WORK TO COMPLETE: For each line below that contains the string "ٱلله", copy that line.

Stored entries
------------------------------
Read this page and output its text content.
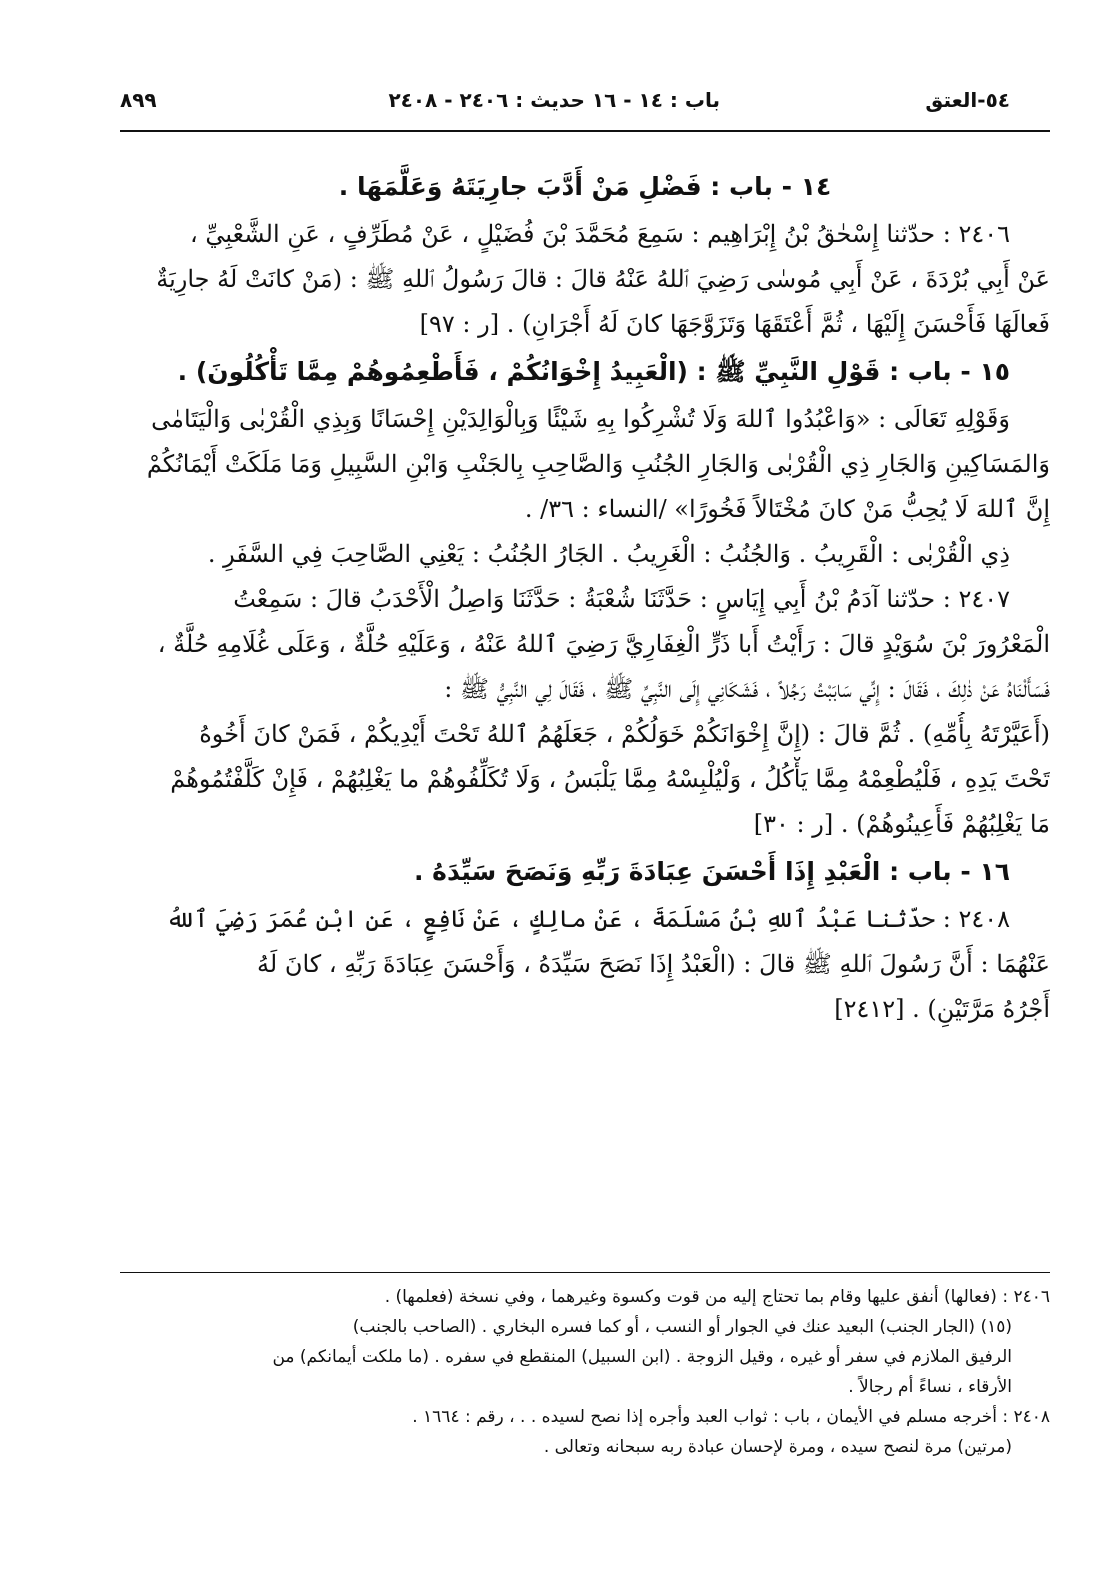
٥٤-العتق
باب : ١٤ - ١٦ حديث : ٢٤٠٦ - ٢٤٠٨
٨٩٩
١٤ - باب : فَضْلِ مَنْ أَدَّبَ جارِيَتَهُ وَعَلَّمَهَا .
٢٤٠٦ : حدّثنا إِسْحٰقُ بْنُ إِبْرَاهِيم : سَمِعَ مُحَمَّدَ بْنَ فُضَيْلٍ ، عَنْ مُطَرِّفٍ ، عَنِ الشَّعْبِيِّ ،
عَنْ أَبِي بُرْدَةَ ، عَنْ أَبِي مُوسٰى رَضِيَ ٱللهُ عَنْهُ قالَ : قالَ رَسُولُ ٱللهِ ﷺ : (مَنْ كانَتْ لَهُ جارِيَةٌ
فَعالَهَا فَأَحْسَنَ إِلَيْهَا ، ثُمَّ أَعْتَقَهَا وَتَزَوَّجَهَا كانَ لَهُ أَجْرَانِ) . [ر : ٩٧]
١٥ - باب : قَوْلِ النَّبِيِّ ﷺ : (الْعَبِيدُ إِخْوَانُكُمْ ، فَأَطْعِمُوهُمْ مِمَّا تَأْكُلُونَ) .
وَقَوْلِهِ تَعَالَى : «وَاعْبُدُوا ٱللهَ وَلَا تُشْرِكُوا بِهِ شَيْئًا وَبِالْوَالِدَيْنِ إِحْسَانًا وَبِذِي الْقُرْبٰى وَالْيَتَامٰى
وَالمَسَاكِينِ وَالجَارِ ذِي الْقُرْبٰى وَالجَارِ الجُنُبِ وَالصَّاحِبِ بِالجَنْبِ وَابْنِ السَّبِيلِ وَمَا مَلَكَتْ أَيْمَانُكُمْ
إِنَّ ٱللهَ لَا يُحِبُّ مَنْ كانَ مُخْتَالاً فَخُورًا» /النساء : ٣٦/ .
ذِي الْقُرْبٰى : الْقَرِيبُ . وَالجُنُبُ : الْغَرِيبُ . الجَارُ الجُنُبُ : يَعْنِي الصَّاحِبَ فِي السَّفَرِ .
٢٤٠٧ : حدّثنا آدَمُ بْنُ أَبِي إِيَاسٍ : حَدَّثَنَا شُعْبَةُ : حَدَّثَنَا وَاصِلُ الْأَحْدَبُ قالَ : سَمِعْتُ
الْمَعْرُورَ بْنَ سُوَيْدٍ قالَ : رَأَيْتُ أَبا ذَرٍّ الْغِفَارِيَّ رَضِيَ ٱللهُ عَنْهُ ، وَعَلَيْهِ حُلَّةٌ ، وَعَلَى غُلَامِهِ حُلَّةٌ ،
فَسَأَلْنَاهُ عَنْ ذٰلِكَ ، فَقَالَ : إِنِّي سَابَبْتُ رَجُلاً ، فَشَكَانِي إِلَى النَّبِيِّ ﷺ ، فَقَالَ لِي النَّبِيُّ ﷺ :
(أَعَيَّرْتَهُ بِأُمِّهِ) . ثُمَّ قالَ : (إِنَّ إِخْوَانَكُمْ خَوَلُكُمْ ، جَعَلَهُمُ ٱللهُ تَحْتَ أَيْدِيكُمْ ، فَمَنْ كانَ أَخُوهُ
تَحْتَ يَدِهِ ، فَلْيُطْعِمْهُ مِمَّا يَأْكُلُ ، وَلْيُلْبِسْهُ مِمَّا يَلْبَسُ ، وَلَا تُكَلِّفُوهُمْ ما يَغْلِبُهُمْ ، فَإِنْ كَلَّفْتُمُوهُمْ
مَا يَغْلِبُهُمْ فَأَعِينُوهُمْ) . [ر : ٣٠]
١٦ - باب : الْعَبْدِ إِذَا أَحْسَنَ عِبَادَةَ رَبِّهِ وَنَصَحَ سَيِّدَهُ .
٢٤٠٨ : حدّثنا عَبْدُ ٱللهِ بْنُ مَسْلَمَةَ ، عَنْ مالِكٍ ، عَنْ نَافِعٍ ، عَنِ ابْنِ عُمَرَ رَضِيَ ٱللهُ
عَنْهُمَا : أَنَّ رَسُولَ ٱللهِ ﷺ قالَ : (الْعَبْدُ إِذَا نَصَحَ سَيِّدَهُ ، وَأَحْسَنَ عِبَادَةَ رَبِّهِ ، كانَ لَهُ
أَجْرُهُ مَرَّتَيْنِ) . [٢٤١٢]
٢٤٠٦ : (فعالها) أنفق عليها وقام بما تحتاج إليه من قوت وكسوة وغيرهما ، وفي نسخة (فعلمها) .
(١٥) (الجار الجنب) البعيد عنك في الجوار أو النسب ، أو كما فسره البخاري . (الصاحب بالجنب)
الرفيق الملازم في سفر أو غيره ، وقيل الزوجة . (ابن السبيل) المنقطع في سفره . (ما ملكت أيمانكم) من
الأرقاء ، نساءً أم رجالاً .
٢٤٠٨ : أخرجه مسلم في الأيمان ، باب : ثواب العبد وأجره إذا نصح لسيده . . ، رقم : ١٦٦٤ .
(مرتين) مرة لنصح سيده ، ومرة لإحسان عبادة ربه سبحانه وتعالى .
------------------------------
REPLY:
عَنْ أَبِي بُرْدَةَ ، عَنْ أَبِي مُوسٰى رَضِيَ ٱللهُ عَنْهُ قالَ : قالَ رَسُولُ ٱللهِ ﷺ : (مَنْ كانَتْ لَهُ جارِيَةٌ
وَقَوْلِهِ تَعَالَى : «وَاعْبُدُوا ٱللهَ وَلَا تُشْرِكُوا بِهِ شَيْئًا وَبِالْوَالِدَيْنِ إِحْسَانًا وَبِذِي الْقُرْبٰى وَالْيَتَامٰى
إِنَّ ٱللهَ لَا يُحِبُّ مَنْ كانَ مُخْتَالاً فَخُورًا» /النساء : ٣٦/ .
الْمَعْرُورَ بْنَ سُوَيْدٍ قالَ : رَأَيْتُ أَبا ذَرٍّ الْغِفَارِيَّ رَضِيَ ٱللهُ عَنْهُ ، وَعَلَيْهِ حُلَّةٌ ، وَعَلَى غُلَامِهِ حُلَّةٌ ،
(أَعَيَّرْتَهُ بِأُمِّهِ) . ثُمَّ قالَ : (إِنَّ إِخْوَانَكُمْ خَوَلُكُمْ ، جَعَلَهُمُ ٱللهُ تَحْتَ أَيْدِيكُمْ ، فَمَنْ كانَ أَخُوهُ
٢٤٠٨ : حدّثنا عَبْدُ ٱللهِ بْنُ مَسْلَمَةَ ، عَنْ مالِكٍ ، عَنْ نَافِعٍ ، عَنِ ابْنِ عُمَرَ رَضِيَ ٱللهُ
عَنْهُمَا : أَنَّ رَسُولَ ٱللهِ ﷺ قالَ : (الْعَبْدُ إِذَا نَصَحَ سَيِّدَهُ ، وَأَحْسَنَ عِبَادَةَ رَبِّهِ ، كانَ لَهُ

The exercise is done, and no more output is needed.